## Exercise brief
All the data should come back exactly as it was given.

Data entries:
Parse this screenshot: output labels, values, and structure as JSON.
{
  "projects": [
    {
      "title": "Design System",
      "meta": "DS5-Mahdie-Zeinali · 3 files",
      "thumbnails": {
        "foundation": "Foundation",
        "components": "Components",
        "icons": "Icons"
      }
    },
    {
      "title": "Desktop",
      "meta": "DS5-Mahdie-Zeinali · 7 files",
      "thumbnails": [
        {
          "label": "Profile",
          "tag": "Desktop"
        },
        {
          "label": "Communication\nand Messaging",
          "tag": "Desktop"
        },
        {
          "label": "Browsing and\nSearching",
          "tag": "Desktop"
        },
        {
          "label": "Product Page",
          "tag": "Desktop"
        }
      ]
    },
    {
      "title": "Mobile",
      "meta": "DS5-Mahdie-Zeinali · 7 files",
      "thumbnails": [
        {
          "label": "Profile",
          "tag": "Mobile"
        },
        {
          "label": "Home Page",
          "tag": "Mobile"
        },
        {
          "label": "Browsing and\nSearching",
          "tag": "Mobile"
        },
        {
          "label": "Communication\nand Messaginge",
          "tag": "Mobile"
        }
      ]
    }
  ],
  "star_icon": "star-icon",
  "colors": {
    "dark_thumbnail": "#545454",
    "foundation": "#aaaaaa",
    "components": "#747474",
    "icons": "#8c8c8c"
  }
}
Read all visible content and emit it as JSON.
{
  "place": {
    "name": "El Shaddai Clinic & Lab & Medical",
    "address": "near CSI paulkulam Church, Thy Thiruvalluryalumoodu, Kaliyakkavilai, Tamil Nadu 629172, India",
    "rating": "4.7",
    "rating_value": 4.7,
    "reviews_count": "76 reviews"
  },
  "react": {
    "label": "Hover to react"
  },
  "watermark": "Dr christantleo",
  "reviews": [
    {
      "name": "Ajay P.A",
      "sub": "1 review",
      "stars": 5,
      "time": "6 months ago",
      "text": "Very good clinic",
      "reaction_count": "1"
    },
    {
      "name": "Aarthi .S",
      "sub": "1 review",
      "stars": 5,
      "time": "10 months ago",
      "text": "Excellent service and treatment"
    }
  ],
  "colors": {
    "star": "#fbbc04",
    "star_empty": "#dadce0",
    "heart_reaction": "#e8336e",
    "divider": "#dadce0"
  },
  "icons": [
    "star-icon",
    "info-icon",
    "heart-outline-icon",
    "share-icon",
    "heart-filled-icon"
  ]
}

## Result for this exercise
Parse this screenshot: output labels, values, and structure as JSON.
{
  "projects": [
    {
      "title": "Design System",
      "meta": "DS5-Mahdie-Zeinali · 3 files",
      "thumbnails": {
        "foundation": "Foundation",
        "components": "Components",
        "icons": "Icons"
      }
    },
    {
      "title": "Desktop",
      "meta": "DS5-Mahdie-Zeinali · 7 files",
      "thumbnails": [
        {
          "label": "Profile",
          "tag": "Desktop"
        },
        {
          "label": "Communication\nand Messaging",
          "tag": "Desktop"
        },
        {
          "label": "Browsing and\nSearching",
          "tag": "Desktop"
        },
        {
          "label": "Product Page",
          "tag": "Desktop"
        }
      ]
    },
    {
      "title": "Mobile",
      "meta": "DS5-Mahdie-Zeinali · 7 files",
      "thumbnails": [
        {
          "label": "Profile",
          "tag": "Mobile"
        },
        {
          "label": "Home Page",
          "tag": "Mobile"
        },
        {
          "label": "Browsing and\nSearching",
          "tag": "Mobile"
        },
        {
          "label": "Communication\nand Messaginge",
          "tag": "Mobile"
        }
      ]
    }
  ],
  "star_icon": "star-icon",
  "colors": {
    "dark_thumbnail": "#545454",
    "foundation": "#aaaaaa",
    "components": "#747474",
    "icons": "#8c8c8c"
  }
}
Read all visible content and emit it as JSON.
{
  "place": {
    "name": "El Shaddai Clinic & Lab & Medical",
    "address": "near CSI paulkulam Church, Thy Thiruvalluryalumoodu, Kaliyakkavilai, Tamil Nadu 629172, India",
    "rating": "4.7",
    "rating_value": 4.7,
    "reviews_count": "76 reviews"
  },
  "react": {
    "label": "Hover to react"
  },
  "watermark": "Dr christantleo",
  "reviews": [
    {
      "name": "Ajay P.A",
      "sub": "1 review",
      "stars": 5,
      "time": "6 months ago",
      "text": "Very good clinic",
      "reaction_count": "1"
    },
    {
      "name": "Aarthi .S",
      "sub": "1 review",
      "stars": 5,
      "time": "10 months ago",
      "text": "Excellent service and treatment"
    }
  ],
  "colors": {
    "star": "#fbbc04",
    "star_empty": "#dadce0",
    "heart_reaction": "#e8336e",
    "divider": "#dadce0"
  },
  "icons": [
    "star-icon",
    "info-icon",
    "heart-outline-icon",
    "share-icon",
    "heart-filled-icon"
  ]
}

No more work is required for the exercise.